# [SET PROBLEM]
Search the data for the word "object" and copy every line where it occurs.

········

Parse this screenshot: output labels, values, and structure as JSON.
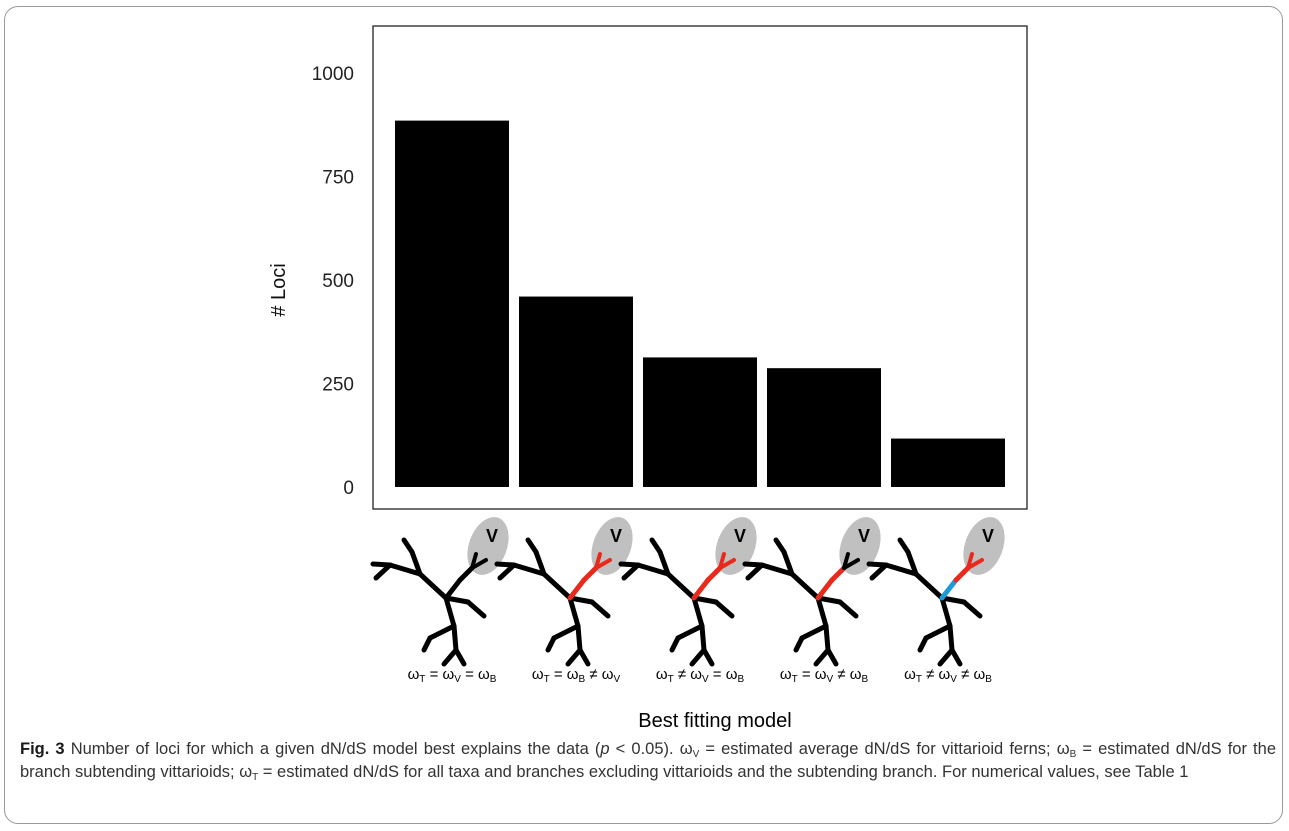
{
  "chart_data": {
    "type": "bar",
    "categories": [
      "ωT = ωV = ωB",
      "ωT = ωB ≠ ωV",
      "ωT ≠ ωV = ωB",
      "ωT = ωV ≠ ωB",
      "ωT ≠ ωV ≠ ωB"
    ],
    "values": [
      885,
      460,
      313,
      287,
      117
    ],
    "ylabel": "# Loci",
    "xlabel": "Best fitting model",
    "ylim": [
      0,
      1000
    ],
    "yticks": [
      0,
      250,
      500,
      750,
      1000
    ],
    "grid": false,
    "bar_color": "#000000",
    "highlight_colors": {
      "clade": "#c0c0c0",
      "vittarioid_branches": "#e8291c",
      "subtending_branch_blue": "#1e9bd7"
    }
  },
  "models": [
    {
      "t": "T",
      "op1": " = ",
      "v": "V",
      "op2": " = ",
      "b": "B",
      "order": "TVB",
      "clade_label": "V",
      "clade_color": false,
      "sub_color": false
    },
    {
      "t": "T",
      "op1": " = ",
      "v": "B",
      "op2": " ≠ ",
      "b": "V",
      "order": "TBV",
      "clade_label": "V",
      "clade_color": true,
      "sub_color": true
    },
    {
      "t": "T",
      "op1": " ≠ ",
      "v": "V",
      "op2": " = ",
      "b": "B",
      "order": "TVB",
      "clade_label": "V",
      "clade_color": true,
      "sub_color": true
    },
    {
      "t": "T",
      "op1": " = ",
      "v": "V",
      "op2": " ≠ ",
      "b": "B",
      "order": "TVB",
      "clade_label": "V",
      "clade_color": false,
      "sub_color": true
    },
    {
      "t": "T",
      "op1": " ≠ ",
      "v": "V",
      "op2": " ≠ ",
      "b": "B",
      "order": "TVB",
      "clade_label": "V",
      "clade_color": true,
      "sub_color": "blue"
    }
  ],
  "caption": {
    "fig_label": "Fig. 3",
    "part1": " Number of loci for which a given dN/dS model best explains the data (",
    "p": "p",
    "part2": " < 0.05). ω",
    "sub_v": "V",
    "part3": " = estimated average dN/dS for vittarioid ferns; ω",
    "sub_b": "B",
    "part4": " = estimated dN/dS for the branch subtending vittarioids; ω",
    "sub_t": "T",
    "part5": " = estimated dN/dS for all taxa and branches excluding vittarioids and the subtending branch. For numerical values, see Table 1"
  }
}
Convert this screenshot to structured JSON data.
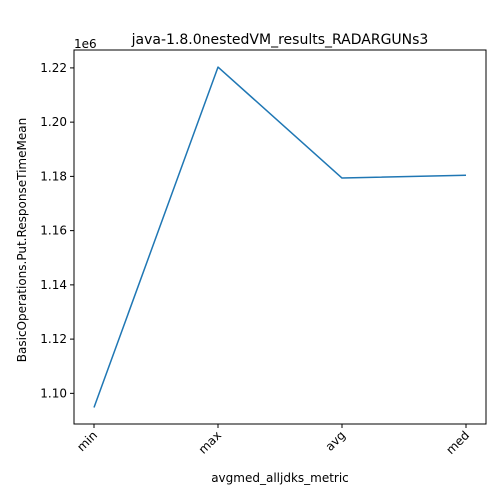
{
  "chart_data": {
    "type": "line",
    "title": "java-1.8.0nestedVM_results_RADARGUNs3",
    "xlabel": "avgmed_alljdks_metric",
    "ylabel": "BasicOperations.Put.ResponseTimeMean",
    "offset_label": "1e6",
    "categories": [
      "min",
      "max",
      "avg",
      "med"
    ],
    "series": [
      {
        "color": "#1f77b4",
        "values": [
          1094800,
          1220300,
          1179400,
          1180400
        ]
      }
    ],
    "ylim": [
      1.0887,
      1.2266
    ],
    "yticks": [
      1.1,
      1.12,
      1.14,
      1.16,
      1.18,
      1.2,
      1.22
    ],
    "ytick_labels": [
      "1.10",
      "1.12",
      "1.14",
      "1.16",
      "1.18",
      "1.20",
      "1.22"
    ],
    "grid": false,
    "legend": "none"
  }
}
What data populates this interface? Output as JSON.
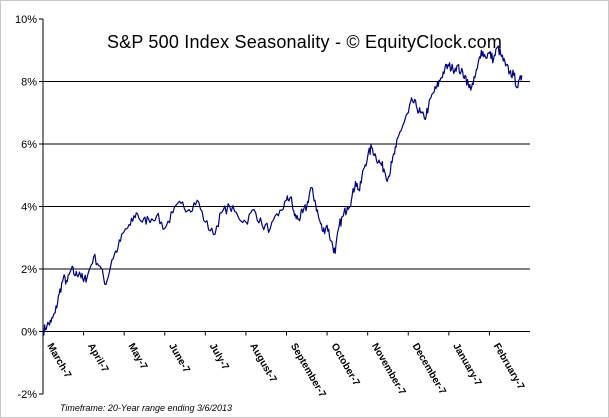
{
  "chart_data": {
    "type": "line",
    "title": "S&P 500 Index Seasonality - © EquityClock.com",
    "xlabel": "",
    "ylabel": "",
    "ylim": [
      -2,
      10
    ],
    "yticks": [
      -2,
      0,
      2,
      4,
      6,
      8,
      10
    ],
    "ytick_labels": [
      "-2%",
      "0%",
      "2%",
      "4%",
      "6%",
      "8%",
      "10%"
    ],
    "grid": "horizontal",
    "legend": "none",
    "xtick_labels": [
      "March-7",
      "April-7",
      "May-7",
      "June-7",
      "July-7",
      "August-7",
      "September-7",
      "October-7",
      "November-7",
      "December-7",
      "January-7",
      "February-7"
    ],
    "series": [
      {
        "name": "S&P 500 Index",
        "color": "#000080",
        "x": [
          0,
          0.1,
          0.2,
          0.3,
          0.4,
          0.5,
          0.6,
          0.7,
          0.8,
          0.9,
          1.0,
          1.1,
          1.25,
          1.4,
          1.55,
          1.7,
          1.85,
          2.0,
          2.15,
          2.3,
          2.45,
          2.6,
          2.8,
          3.0,
          3.2,
          3.4,
          3.6,
          3.8,
          4.0,
          4.2,
          4.4,
          4.6,
          4.8,
          5.0,
          5.2,
          5.4,
          5.6,
          5.8,
          6.0,
          6.1,
          6.2,
          6.3,
          6.4,
          6.5,
          6.6,
          6.7,
          6.8,
          6.9,
          7.0,
          7.1,
          7.2,
          7.3,
          7.4,
          7.5,
          7.6,
          7.7,
          7.8,
          7.9,
          8.0,
          8.1,
          8.2,
          8.3,
          8.4,
          8.5,
          8.6,
          8.7,
          8.8,
          8.9,
          9.0,
          9.1,
          9.2,
          9.3,
          9.4,
          9.5,
          9.6,
          9.7,
          9.8,
          9.9,
          10.0,
          10.1,
          10.2,
          10.3,
          10.4,
          10.5,
          10.6,
          10.7,
          10.8,
          10.9,
          11.0,
          11.1,
          11.2,
          11.3,
          11.4,
          11.5,
          11.6,
          11.7,
          11.8
        ],
        "values": [
          0.0,
          0.2,
          0.3,
          0.6,
          1.2,
          1.7,
          1.6,
          2.0,
          1.8,
          1.9,
          1.6,
          1.8,
          2.4,
          2.1,
          1.5,
          2.3,
          2.7,
          3.2,
          3.4,
          3.8,
          3.5,
          3.6,
          3.7,
          3.3,
          3.8,
          4.1,
          3.9,
          4.2,
          3.5,
          3.1,
          3.8,
          4.0,
          3.7,
          3.5,
          3.9,
          3.4,
          3.3,
          3.7,
          4.2,
          4.3,
          3.7,
          3.6,
          3.8,
          4.0,
          4.6,
          4.2,
          3.6,
          3.2,
          3.4,
          2.9,
          2.5,
          3.4,
          3.7,
          4.0,
          4.2,
          4.8,
          4.5,
          5.2,
          5.6,
          5.9,
          5.6,
          5.4,
          5.2,
          4.9,
          5.4,
          5.9,
          6.4,
          6.7,
          7.0,
          7.4,
          7.2,
          7.0,
          6.8,
          7.2,
          7.6,
          7.8,
          8.1,
          8.4,
          8.5,
          8.4,
          8.5,
          8.3,
          8.2,
          7.8,
          7.9,
          8.4,
          9.0,
          8.8,
          8.9,
          8.7,
          9.1,
          8.8,
          8.5,
          8.3,
          8.2,
          7.8,
          8.2
        ]
      }
    ]
  },
  "footnote": "Timeframe: 20-Year range ending 3/6/2013"
}
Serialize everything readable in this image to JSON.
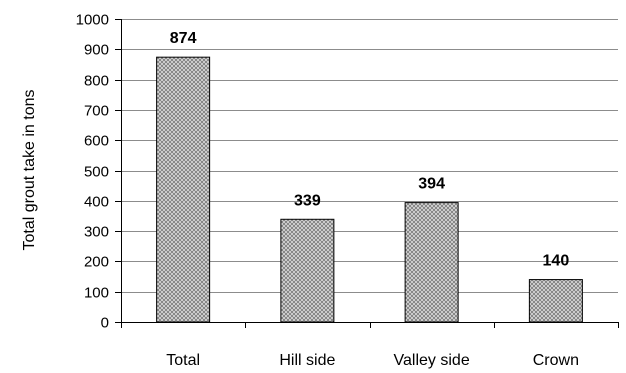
{
  "chart_data": {
    "type": "bar",
    "title": "",
    "xlabel": "",
    "ylabel": "Total grout take in tons",
    "categories": [
      "Total",
      "Hill side",
      "Valley side",
      "Crown"
    ],
    "values": [
      874,
      339,
      394,
      140
    ],
    "data_labels": [
      "874",
      "339",
      "394",
      "140"
    ],
    "ylim": [
      0,
      1000
    ],
    "yticks": [
      0,
      100,
      200,
      300,
      400,
      500,
      600,
      700,
      800,
      900,
      1000
    ],
    "grid": true,
    "legend": "none",
    "bar_fill": "crosshatch",
    "colors": {
      "bar_base": "#d8d8d8",
      "bar_hatch": "#6e6e6e",
      "bar_edge": "#000000",
      "grid": "#8c8c8c",
      "axis": "#000000"
    }
  }
}
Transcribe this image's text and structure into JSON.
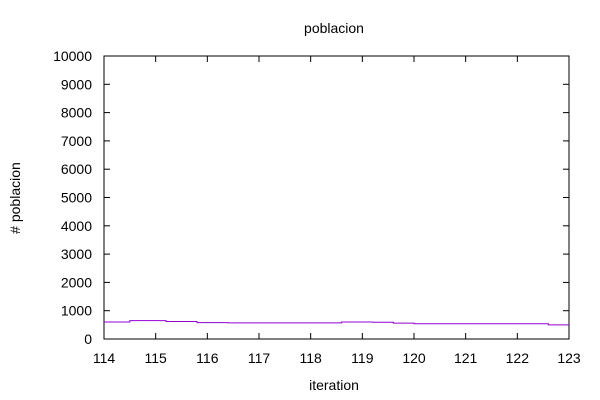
{
  "chart_data": {
    "type": "line",
    "title": "poblacion",
    "xlabel": "iteration",
    "ylabel": "# poblacion",
    "xlim": [
      114,
      123
    ],
    "ylim": [
      0,
      10000
    ],
    "xticks": [
      "114",
      "115",
      "116",
      "117",
      "118",
      "119",
      "120",
      "121",
      "122",
      "123"
    ],
    "yticks": [
      "0",
      "1000",
      "2000",
      "3000",
      "4000",
      "5000",
      "6000",
      "7000",
      "8000",
      "9000",
      "10000"
    ],
    "grid": false,
    "legend": "none",
    "series": [
      {
        "color": "#9400d3",
        "step": true,
        "x": [
          114,
          114.5,
          115.2,
          115.8,
          116.4,
          117,
          117.6,
          118.2,
          118.6,
          119.2,
          119.6,
          120,
          120.6,
          121.2,
          121.8,
          122.4,
          122.6,
          123
        ],
        "y": [
          600,
          650,
          620,
          580,
          570,
          570,
          570,
          570,
          600,
          590,
          560,
          540,
          540,
          540,
          540,
          540,
          500,
          500
        ]
      }
    ]
  }
}
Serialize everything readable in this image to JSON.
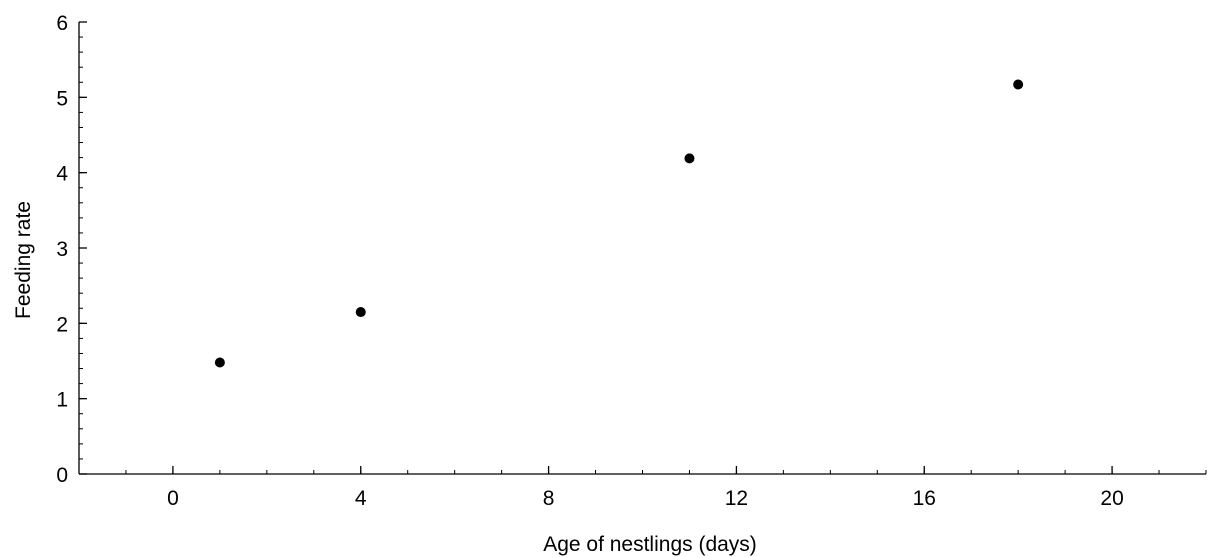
{
  "chart_data": {
    "type": "scatter",
    "title": "",
    "xlabel": "Age of nestlings (days)",
    "ylabel": "Feeding rate",
    "xlim": [
      -2,
      22
    ],
    "ylim": [
      0,
      6
    ],
    "x_ticks": [
      0,
      4,
      8,
      12,
      16,
      20
    ],
    "y_ticks": [
      0,
      1,
      2,
      3,
      4,
      5,
      6
    ],
    "grid": false,
    "legend": "none",
    "marker_color": "#000000",
    "series": [
      {
        "x": [
          1,
          4,
          11,
          18
        ],
        "y": [
          1.48,
          2.15,
          4.19,
          5.17
        ]
      }
    ]
  }
}
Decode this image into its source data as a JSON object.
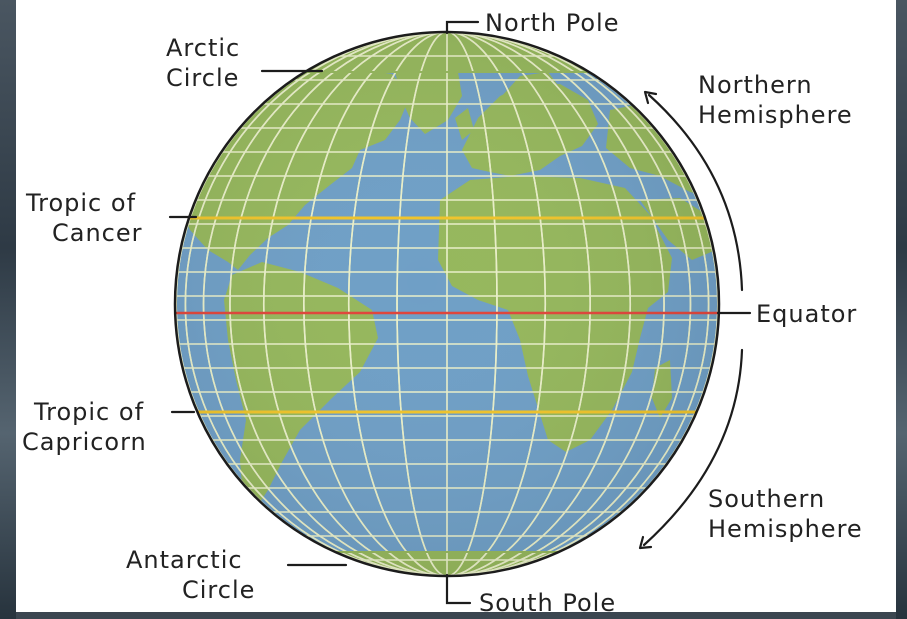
{
  "labels": {
    "north_pole": "North Pole",
    "south_pole": "South Pole",
    "arctic_circle": [
      "Arctic",
      "Circle"
    ],
    "antarctic_circle": [
      "Antarctic",
      "Circle"
    ],
    "tropic_of_cancer": [
      "Tropic of",
      "Cancer"
    ],
    "tropic_of_capricorn": [
      "Tropic of",
      "Capricorn"
    ],
    "equator": "Equator",
    "northern_hemisphere": [
      "Northern",
      "Hemisphere"
    ],
    "southern_hemisphere": [
      "Southern",
      "Hemisphere"
    ]
  },
  "colors": {
    "ocean": "#6f9fc6",
    "land": "#95b75c",
    "grid": "#e9efc9",
    "equator": "#e0453a",
    "tropics": "#f0c42a",
    "outline": "#1c1c1c"
  }
}
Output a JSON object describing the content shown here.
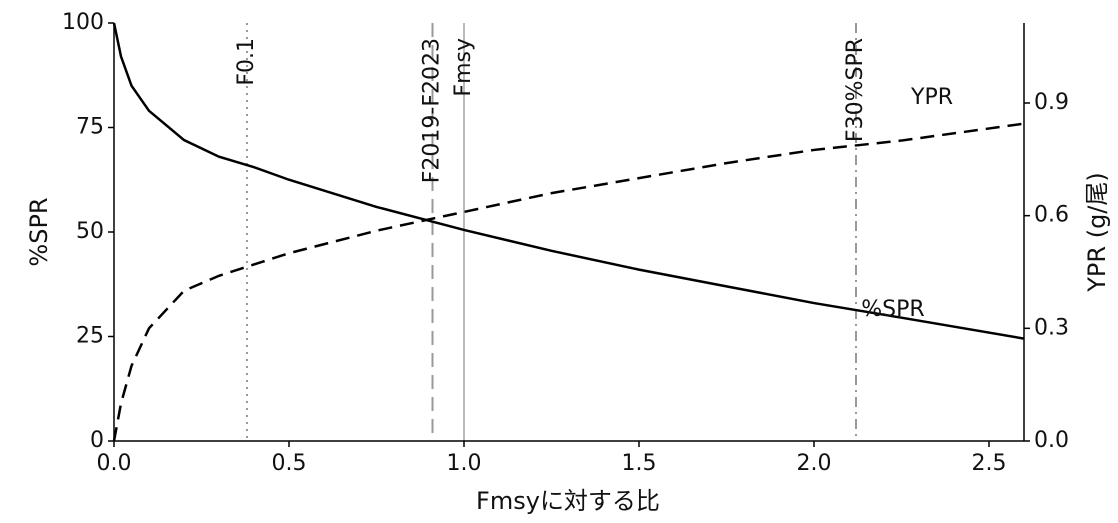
{
  "chart_data": {
    "type": "line",
    "xlabel": "Fmsyに対する比",
    "ylabel": "%SPR",
    "y2label": "YPR (g/尾)",
    "x": [
      0,
      0.02,
      0.05,
      0.1,
      0.2,
      0.3,
      0.4,
      0.5,
      0.75,
      1.0,
      1.25,
      1.5,
      1.75,
      2.0,
      2.25,
      2.6
    ],
    "series": [
      {
        "name": "%SPR",
        "color": "#000000",
        "dash": "solid",
        "values": [
          100,
          92,
          85,
          79,
          72,
          68,
          65.5,
          62.5,
          56,
          50.5,
          45.5,
          41,
          37,
          33,
          29.5,
          24.5
        ]
      },
      {
        "name": "YPR",
        "color": "#000000",
        "dash": "dashed",
        "axis": "y2",
        "values": [
          0,
          0.1,
          0.2,
          0.3,
          0.4,
          0.44,
          0.47,
          0.5,
          0.56,
          0.61,
          0.66,
          0.7,
          0.74,
          0.775,
          0.8,
          0.845
        ]
      }
    ],
    "reference_lines": [
      {
        "label": "F0.1",
        "x": 0.38,
        "color": "#999999",
        "dash": "dotted"
      },
      {
        "label": "F2019-F2023",
        "x": 0.91,
        "color": "#999999",
        "dash": "dashed"
      },
      {
        "label": "Fmsy",
        "x": 1.0,
        "color": "#bbbbbb",
        "dash": "solid"
      },
      {
        "label": "F30%SPR",
        "x": 2.12,
        "color": "#999999",
        "dash": "dashdot"
      }
    ],
    "xlim": [
      0,
      2.6
    ],
    "xticks": [
      {
        "value": 0,
        "label": "0.0"
      },
      0.5,
      {
        "value": 1,
        "label": "1.0"
      },
      1.5,
      {
        "value": 2,
        "label": "2.0"
      },
      2.5
    ],
    "ylim": [
      0,
      100
    ],
    "yticks": [
      0,
      25,
      50,
      75,
      100
    ],
    "y2lim": [
      0,
      1.113
    ],
    "y2ticks": [
      {
        "value": 0,
        "label": "0.0"
      },
      0.3,
      0.6,
      0.9
    ]
  }
}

········

# [TASK SOLUTION]
Decode this image into its source data as a JSON object.
Output a JSON object describing the content shown here.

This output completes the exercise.